— begin GIVEN RECORDS —
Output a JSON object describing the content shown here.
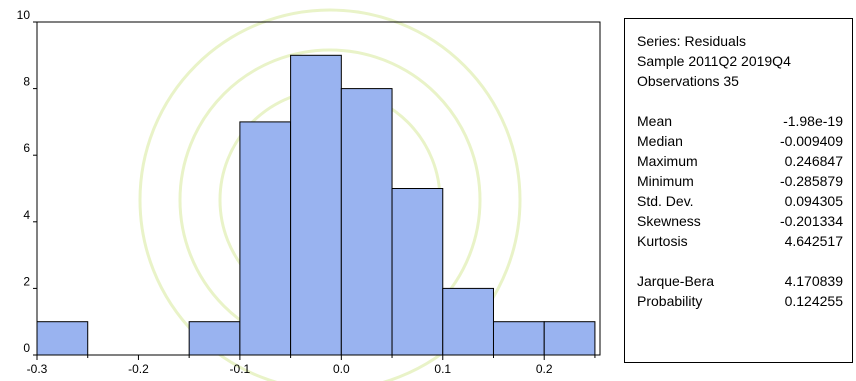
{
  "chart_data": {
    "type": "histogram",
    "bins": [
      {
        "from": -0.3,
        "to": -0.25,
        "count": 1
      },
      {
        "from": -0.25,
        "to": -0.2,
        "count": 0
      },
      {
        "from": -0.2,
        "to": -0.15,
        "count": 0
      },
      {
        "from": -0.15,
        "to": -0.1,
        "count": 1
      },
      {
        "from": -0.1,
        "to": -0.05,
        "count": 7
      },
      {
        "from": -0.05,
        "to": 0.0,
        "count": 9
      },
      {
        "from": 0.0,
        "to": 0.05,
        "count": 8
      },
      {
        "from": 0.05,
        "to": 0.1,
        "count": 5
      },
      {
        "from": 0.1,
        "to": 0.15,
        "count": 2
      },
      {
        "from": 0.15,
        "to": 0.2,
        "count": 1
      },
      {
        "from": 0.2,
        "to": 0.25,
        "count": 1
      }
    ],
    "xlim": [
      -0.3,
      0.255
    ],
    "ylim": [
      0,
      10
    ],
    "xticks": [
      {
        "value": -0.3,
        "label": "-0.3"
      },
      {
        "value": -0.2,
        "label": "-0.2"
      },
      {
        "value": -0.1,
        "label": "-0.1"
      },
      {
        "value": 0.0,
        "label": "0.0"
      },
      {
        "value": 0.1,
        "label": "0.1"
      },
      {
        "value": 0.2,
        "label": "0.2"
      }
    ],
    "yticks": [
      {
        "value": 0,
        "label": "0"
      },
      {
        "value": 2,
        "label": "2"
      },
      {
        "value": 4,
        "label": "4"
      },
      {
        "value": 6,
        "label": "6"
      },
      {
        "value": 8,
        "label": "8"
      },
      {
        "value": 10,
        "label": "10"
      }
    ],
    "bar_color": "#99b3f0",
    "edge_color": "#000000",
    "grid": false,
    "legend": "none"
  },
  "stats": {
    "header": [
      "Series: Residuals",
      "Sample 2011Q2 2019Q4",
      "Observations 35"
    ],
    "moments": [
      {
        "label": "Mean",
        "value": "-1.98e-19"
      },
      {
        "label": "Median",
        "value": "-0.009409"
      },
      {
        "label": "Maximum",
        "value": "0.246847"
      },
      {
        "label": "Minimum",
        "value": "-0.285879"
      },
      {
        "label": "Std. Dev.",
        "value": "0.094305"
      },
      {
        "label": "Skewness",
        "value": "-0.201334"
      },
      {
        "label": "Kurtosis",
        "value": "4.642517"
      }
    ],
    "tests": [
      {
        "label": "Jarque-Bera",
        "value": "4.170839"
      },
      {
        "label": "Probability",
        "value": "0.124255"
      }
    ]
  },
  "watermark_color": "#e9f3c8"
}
— end GIVEN RECORDS —
## DIRECTIONS FOR THIS TASK
With the pictures left out, transcribe the material exactly.

## TASK ANSWER
Output a JSON object describing the content shown here.
{
  "chart_data": {
    "type": "histogram",
    "bins": [
      {
        "from": -0.3,
        "to": -0.25,
        "count": 1
      },
      {
        "from": -0.25,
        "to": -0.2,
        "count": 0
      },
      {
        "from": -0.2,
        "to": -0.15,
        "count": 0
      },
      {
        "from": -0.15,
        "to": -0.1,
        "count": 1
      },
      {
        "from": -0.1,
        "to": -0.05,
        "count": 7
      },
      {
        "from": -0.05,
        "to": 0.0,
        "count": 9
      },
      {
        "from": 0.0,
        "to": 0.05,
        "count": 8
      },
      {
        "from": 0.05,
        "to": 0.1,
        "count": 5
      },
      {
        "from": 0.1,
        "to": 0.15,
        "count": 2
      },
      {
        "from": 0.15,
        "to": 0.2,
        "count": 1
      },
      {
        "from": 0.2,
        "to": 0.25,
        "count": 1
      }
    ],
    "xlim": [
      -0.3,
      0.255
    ],
    "ylim": [
      0,
      10
    ],
    "xticks": [
      {
        "value": -0.3,
        "label": "-0.3"
      },
      {
        "value": -0.2,
        "label": "-0.2"
      },
      {
        "value": -0.1,
        "label": "-0.1"
      },
      {
        "value": 0.0,
        "label": "0.0"
      },
      {
        "value": 0.1,
        "label": "0.1"
      },
      {
        "value": 0.2,
        "label": "0.2"
      }
    ],
    "yticks": [
      {
        "value": 0,
        "label": "0"
      },
      {
        "value": 2,
        "label": "2"
      },
      {
        "value": 4,
        "label": "4"
      },
      {
        "value": 6,
        "label": "6"
      },
      {
        "value": 8,
        "label": "8"
      },
      {
        "value": 10,
        "label": "10"
      }
    ],
    "bar_color": "#99b3f0",
    "edge_color": "#000000",
    "grid": false,
    "legend": "none"
  },
  "stats": {
    "header": [
      "Series: Residuals",
      "Sample 2011Q2 2019Q4",
      "Observations 35"
    ],
    "moments": [
      {
        "label": "Mean",
        "value": "-1.98e-19"
      },
      {
        "label": "Median",
        "value": "-0.009409"
      },
      {
        "label": "Maximum",
        "value": "0.246847"
      },
      {
        "label": "Minimum",
        "value": "-0.285879"
      },
      {
        "label": "Std. Dev.",
        "value": "0.094305"
      },
      {
        "label": "Skewness",
        "value": "-0.201334"
      },
      {
        "label": "Kurtosis",
        "value": "4.642517"
      }
    ],
    "tests": [
      {
        "label": "Jarque-Bera",
        "value": "4.170839"
      },
      {
        "label": "Probability",
        "value": "0.124255"
      }
    ]
  },
  "watermark_color": "#e9f3c8"
}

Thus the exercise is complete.